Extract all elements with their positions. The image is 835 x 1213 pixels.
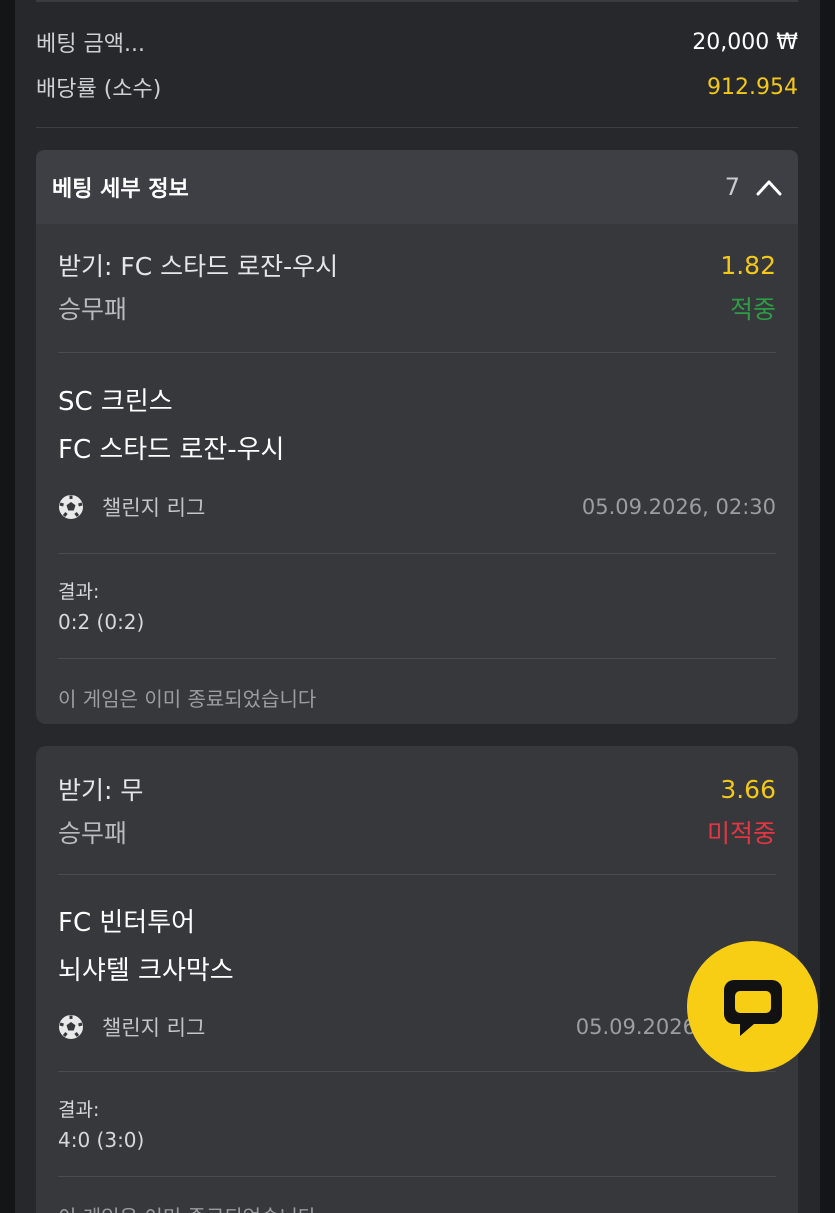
card-divider bbox=[58, 1071, 776, 1072]
game-status: 이 게임은 이미 종료되었습니다 bbox=[58, 1201, 776, 1213]
bet-card: 받기: 무 3.66 승무패 미적중 FC 빈터투어 뇌샤텔 크사막스 챌린지 … bbox=[36, 746, 798, 1213]
card-divider bbox=[58, 658, 776, 659]
card-divider bbox=[58, 874, 776, 875]
bet-card: 받기: FC 스타드 로잔-우시 1.82 승무패 적중 SC 크린스 FC 스… bbox=[36, 224, 798, 724]
league-info: 챌린지 리그 bbox=[58, 492, 205, 522]
chevron-up-icon[interactable] bbox=[756, 178, 782, 196]
result-label: 결과: bbox=[58, 581, 100, 603]
bet-outcome: 미적중 bbox=[706, 819, 776, 848]
team-home: FC 빈터투어 bbox=[58, 908, 196, 938]
bet-outcome: 적중 bbox=[729, 295, 776, 324]
bet-details-title: 베팅 세부 정보 bbox=[52, 177, 189, 202]
bet-details-header[interactable]: 베팅 세부 정보 7 bbox=[36, 150, 798, 224]
stake-label: 베팅 금액... bbox=[36, 32, 145, 57]
result-value: 4:0 (3:0) bbox=[58, 1128, 145, 1152]
team-home: SC 크린스 bbox=[58, 387, 173, 417]
card-divider bbox=[58, 352, 776, 353]
soccer-ball-icon bbox=[59, 495, 83, 519]
bet-market: 승무패 bbox=[58, 819, 128, 848]
league-name: 챌린지 리그 bbox=[102, 496, 206, 520]
chat-button[interactable] bbox=[687, 941, 818, 1072]
total-odds-row: 배당률 (소수) 912.954 bbox=[36, 67, 798, 107]
bet-pick: 받기: 무 bbox=[58, 776, 144, 805]
soccer-ball-icon bbox=[59, 1015, 83, 1039]
league-info: 챌린지 리그 bbox=[58, 1012, 205, 1042]
bet-pick: 받기: FC 스타드 로잔-우시 bbox=[58, 252, 339, 281]
match-datetime: 05.09.2026 bbox=[575, 1015, 696, 1039]
bet-market: 승무패 bbox=[58, 295, 128, 324]
team-away: 뇌샤텔 크사막스 bbox=[58, 956, 234, 986]
stake-row: 베팅 금액... 20,000 ₩ bbox=[36, 22, 798, 62]
bet-odds: 3.66 bbox=[720, 774, 776, 804]
league-name: 챌린지 리그 bbox=[102, 1016, 206, 1040]
card-divider bbox=[58, 553, 776, 554]
chat-bubble-icon bbox=[723, 979, 782, 1036]
odds-label: 배당률 (소수) bbox=[36, 77, 162, 102]
total-odds-value: 912.954 bbox=[707, 74, 798, 100]
result-label: 결과: bbox=[58, 1099, 100, 1121]
stake-value: 20,000 ₩ bbox=[692, 29, 798, 55]
result-value: 0:2 (0:2) bbox=[58, 610, 145, 634]
team-away: FC 스타드 로잔-우시 bbox=[58, 435, 285, 465]
game-status: 이 게임은 이미 종료되었습니다 bbox=[58, 687, 317, 711]
bet-odds: 1.82 bbox=[720, 250, 776, 280]
match-datetime: 05.09.2026, 02:30 bbox=[581, 495, 776, 519]
top-divider bbox=[36, 0, 798, 2]
summary-divider bbox=[36, 127, 798, 128]
bet-count: 7 bbox=[724, 173, 740, 201]
card-divider bbox=[58, 1176, 776, 1177]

## Directive
Can you extract every line of the records above verbatim, leaving out the pictures?

## The output
Extract all elements with their positions. The image is 835 x 1213 pixels.
card-divider bbox=[58, 1071, 776, 1072]
game-status: 이 게임은 이미 종료되었습니다 bbox=[58, 1201, 776, 1213]
bet-card: 받기: 무 3.66 승무패 미적중 FC 빈터투어 뇌샤텔 크사막스 챌린지 … bbox=[36, 746, 798, 1213]
card-divider bbox=[58, 658, 776, 659]
card-divider bbox=[58, 874, 776, 875]
bet-card: 받기: FC 스타드 로잔-우시 1.82 승무패 적중 SC 크린스 FC 스… bbox=[36, 224, 798, 724]
league-info: 챌린지 리그 bbox=[58, 492, 205, 522]
chevron-up-icon[interactable] bbox=[756, 178, 782, 196]
result-label: 결과: bbox=[58, 581, 100, 603]
bet-outcome: 미적중 bbox=[706, 819, 776, 848]
team-home: FC 빈터투어 bbox=[58, 908, 196, 938]
bet-outcome: 적중 bbox=[729, 295, 776, 324]
bet-details-title: 베팅 세부 정보 bbox=[52, 177, 189, 202]
bet-details-header[interactable]: 베팅 세부 정보 7 bbox=[36, 150, 798, 224]
stake-label: 베팅 금액... bbox=[36, 32, 145, 57]
result-value: 4:0 (3:0) bbox=[58, 1128, 145, 1152]
team-home: SC 크린스 bbox=[58, 387, 173, 417]
card-divider bbox=[58, 352, 776, 353]
soccer-ball-icon bbox=[59, 495, 83, 519]
bet-market: 승무패 bbox=[58, 819, 128, 848]
league-name: 챌린지 리그 bbox=[102, 496, 206, 520]
chat-button[interactable] bbox=[687, 941, 818, 1072]
total-odds-row: 배당률 (소수) 912.954 bbox=[36, 67, 798, 107]
bet-pick: 받기: 무 bbox=[58, 776, 144, 805]
soccer-ball-icon bbox=[59, 1015, 83, 1039]
league-info: 챌린지 리그 bbox=[58, 1012, 205, 1042]
bet-pick: 받기: FC 스타드 로잔-우시 bbox=[58, 252, 339, 281]
match-datetime: 05.09.2026 bbox=[575, 1015, 696, 1039]
bet-market: 승무패 bbox=[58, 295, 128, 324]
team-away: 뇌샤텔 크사막스 bbox=[58, 956, 234, 986]
stake-row: 베팅 금액... 20,000 ₩ bbox=[36, 22, 798, 62]
bet-odds: 3.66 bbox=[720, 774, 776, 804]
league-name: 챌린지 리그 bbox=[102, 1016, 206, 1040]
card-divider bbox=[58, 553, 776, 554]
chat-bubble-icon bbox=[723, 979, 782, 1036]
odds-label: 배당률 (소수) bbox=[36, 77, 162, 102]
total-odds-value: 912.954 bbox=[707, 74, 798, 100]
result-label: 결과: bbox=[58, 1099, 100, 1121]
stake-value: 20,000 ₩ bbox=[692, 29, 798, 55]
result-value: 0:2 (0:2) bbox=[58, 610, 145, 634]
team-away: FC 스타드 로잔-우시 bbox=[58, 435, 285, 465]
game-status: 이 게임은 이미 종료되었습니다 bbox=[58, 687, 317, 711]
bet-odds: 1.82 bbox=[720, 250, 776, 280]
match-datetime: 05.09.2026, 02:30 bbox=[581, 495, 776, 519]
top-divider bbox=[36, 0, 798, 2]
summary-divider bbox=[36, 127, 798, 128]
bet-count: 7 bbox=[724, 173, 740, 201]
card-divider bbox=[58, 1176, 776, 1177]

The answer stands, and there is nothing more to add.